From left to right:
Astrid von Kotze
Popular Education Programme
University of Cape Town
Abstract – The Global Citizenship Programme (GCP) is a voluntary learning and development programme run at the University of Cape Town, South Africa. It challenges privileged students to confront their responsibilities as citizens and asks them to consider how they can contribute to addressing the huge inequalities in South Africa. How will they take their place in the world, responsibly and respectful of all living things?
What is a global citizen? The 2015 Global Citizenship Programme (GCP) at the University of Cape Town, South Africa, kicked off with an orientation workshop asking prospective participants to define what they understood to be a “global citizen”. Working in groups, 120 students from six faculties formulated their own definitions: “It begins with the right attitude”, said one group, and others described what this would be: “someone who is open-minded, critical thinking, willing to understand by ‘stepping out of his/her comfort zone’”, “someone who makes an active effort to recognize differences and shows tolerance towards an interconnected community of mutual understanding and equality”. A global citizen would feel “actively responsible for doing her/his part” in the world, on the basis of the belief that “the core social, political, economic and environmental realities of the world should be viewed through a global and local lens”.
Soudien (2006: 114) has argued that in the relationship between education and citizenship we need to both teach young people their history and culture in order to “build their dignity and feelings of self-worth” and provide young people with the “high skills knowledge – the cultural capital – that will enable them to operate within the complexity of a globalised world”. Like others, he has called for universities to play a more active role in building more “civic minded global citizens”.
The GCP is an extracurricular programme providing students with an opportunity to engage critically with contemporary global issues and reflect on questions of social justice.
=======
-- Exercise set --
A. In the passage on the Global Citizenship Programme, how many students took part in the 2015 orientation workshop?
B. Please continue the passage on the Global Citizenship Programme from where it stops.
=======
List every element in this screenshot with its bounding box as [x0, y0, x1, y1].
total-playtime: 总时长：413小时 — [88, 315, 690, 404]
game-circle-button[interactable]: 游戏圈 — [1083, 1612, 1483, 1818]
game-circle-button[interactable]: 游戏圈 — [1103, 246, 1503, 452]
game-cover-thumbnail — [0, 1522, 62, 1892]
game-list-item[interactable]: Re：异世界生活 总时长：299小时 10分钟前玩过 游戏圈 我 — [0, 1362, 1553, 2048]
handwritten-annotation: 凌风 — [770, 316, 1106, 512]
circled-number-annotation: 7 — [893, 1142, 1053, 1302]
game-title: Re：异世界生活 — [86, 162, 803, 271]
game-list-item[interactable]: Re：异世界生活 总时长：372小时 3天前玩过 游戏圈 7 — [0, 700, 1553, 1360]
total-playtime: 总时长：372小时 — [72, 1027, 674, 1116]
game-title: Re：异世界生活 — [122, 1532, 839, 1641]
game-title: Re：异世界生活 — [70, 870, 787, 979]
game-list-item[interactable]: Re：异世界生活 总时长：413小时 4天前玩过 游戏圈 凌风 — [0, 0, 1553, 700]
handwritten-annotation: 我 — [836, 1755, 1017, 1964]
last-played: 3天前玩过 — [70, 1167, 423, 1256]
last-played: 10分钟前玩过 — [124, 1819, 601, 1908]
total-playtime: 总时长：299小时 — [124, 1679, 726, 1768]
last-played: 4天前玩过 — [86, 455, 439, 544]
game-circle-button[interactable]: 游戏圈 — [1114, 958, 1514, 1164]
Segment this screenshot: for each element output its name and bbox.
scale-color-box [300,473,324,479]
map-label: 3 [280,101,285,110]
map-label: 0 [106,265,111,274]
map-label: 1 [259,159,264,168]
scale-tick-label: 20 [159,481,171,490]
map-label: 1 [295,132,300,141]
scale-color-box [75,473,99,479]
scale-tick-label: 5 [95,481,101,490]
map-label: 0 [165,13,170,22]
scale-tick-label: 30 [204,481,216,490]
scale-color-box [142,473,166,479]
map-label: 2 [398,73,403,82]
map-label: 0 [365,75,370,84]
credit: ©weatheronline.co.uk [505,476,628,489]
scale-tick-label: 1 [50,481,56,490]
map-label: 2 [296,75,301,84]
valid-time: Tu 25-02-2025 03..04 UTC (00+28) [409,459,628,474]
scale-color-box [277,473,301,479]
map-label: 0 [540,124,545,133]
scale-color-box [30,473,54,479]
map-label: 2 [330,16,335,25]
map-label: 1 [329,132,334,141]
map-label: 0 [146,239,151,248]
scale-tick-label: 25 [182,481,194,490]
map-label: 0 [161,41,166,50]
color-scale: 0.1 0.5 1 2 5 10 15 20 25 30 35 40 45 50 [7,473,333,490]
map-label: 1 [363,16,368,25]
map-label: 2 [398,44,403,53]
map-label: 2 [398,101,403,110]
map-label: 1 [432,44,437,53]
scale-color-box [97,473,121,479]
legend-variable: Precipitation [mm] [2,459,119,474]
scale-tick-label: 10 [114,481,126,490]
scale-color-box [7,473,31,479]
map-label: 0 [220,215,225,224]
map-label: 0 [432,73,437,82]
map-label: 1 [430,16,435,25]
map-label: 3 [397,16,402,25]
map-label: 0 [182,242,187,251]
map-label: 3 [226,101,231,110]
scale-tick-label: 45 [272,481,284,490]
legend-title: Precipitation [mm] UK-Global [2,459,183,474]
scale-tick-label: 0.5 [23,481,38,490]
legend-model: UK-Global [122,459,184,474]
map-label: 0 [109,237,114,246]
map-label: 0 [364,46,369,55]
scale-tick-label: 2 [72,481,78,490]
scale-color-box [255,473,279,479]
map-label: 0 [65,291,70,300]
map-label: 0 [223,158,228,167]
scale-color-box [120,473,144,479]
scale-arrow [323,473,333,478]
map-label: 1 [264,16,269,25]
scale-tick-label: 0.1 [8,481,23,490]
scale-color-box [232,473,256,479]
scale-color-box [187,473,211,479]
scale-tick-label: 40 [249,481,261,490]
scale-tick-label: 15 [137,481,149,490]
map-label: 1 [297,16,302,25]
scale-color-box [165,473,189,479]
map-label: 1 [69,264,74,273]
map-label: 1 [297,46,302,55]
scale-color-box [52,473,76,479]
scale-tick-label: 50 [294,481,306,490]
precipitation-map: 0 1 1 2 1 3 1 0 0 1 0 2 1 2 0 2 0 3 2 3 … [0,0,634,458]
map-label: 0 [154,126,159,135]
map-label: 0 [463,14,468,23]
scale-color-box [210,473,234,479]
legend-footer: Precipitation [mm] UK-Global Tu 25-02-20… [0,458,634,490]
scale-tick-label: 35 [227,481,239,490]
=======
-- The responses --
A. 120 students from six faculties.

B.
GC2 students learning on site in Lavender Hill at the community based organisation Mothers Unite run by local women, © Sue Gredley
It is voluntary and not credit-bearing; however, it is recognized on students’ academic transcripts as a UCT short course. Over the past 5 years, around 1000 students representing all the faculties and different levels of study have completed one or all three of the GCP short courses: Global Debates, Local Voices (GC1), Service, Citizenship and Social Justice (GC2), and GC3 which requires students to log 60 hours of community service and write a reflection essay once this is complete. Let us take a closer look at the topics and various modes of engagement in GC1 and the commitment shown by students completing GC2.
The University of Cape Town is arguably the most prestigious and internationally well-known university in South Africa and it attracts large numbers of (middle-class) students from other countries all over Africa (and elsewhere). For some, the idea of a programme to prepare students as “global citizens” might be driven by the desire to improve the university’s global standing within the international competition for post-graduate high-fee paying students; others may be motivated to venture beyond purely academic offerings out of a sense of social responsibility, especially in the face of the rampant inequalities in South African (and global) society. For the programme designers, the GCP is underpinned by the belief that students should identify injustices, recognize their own privilege in being able to enjoy rights and freedoms that are not equally shared by others, and then take their place in the world and try to make a change, responsibly and respectful of all living things.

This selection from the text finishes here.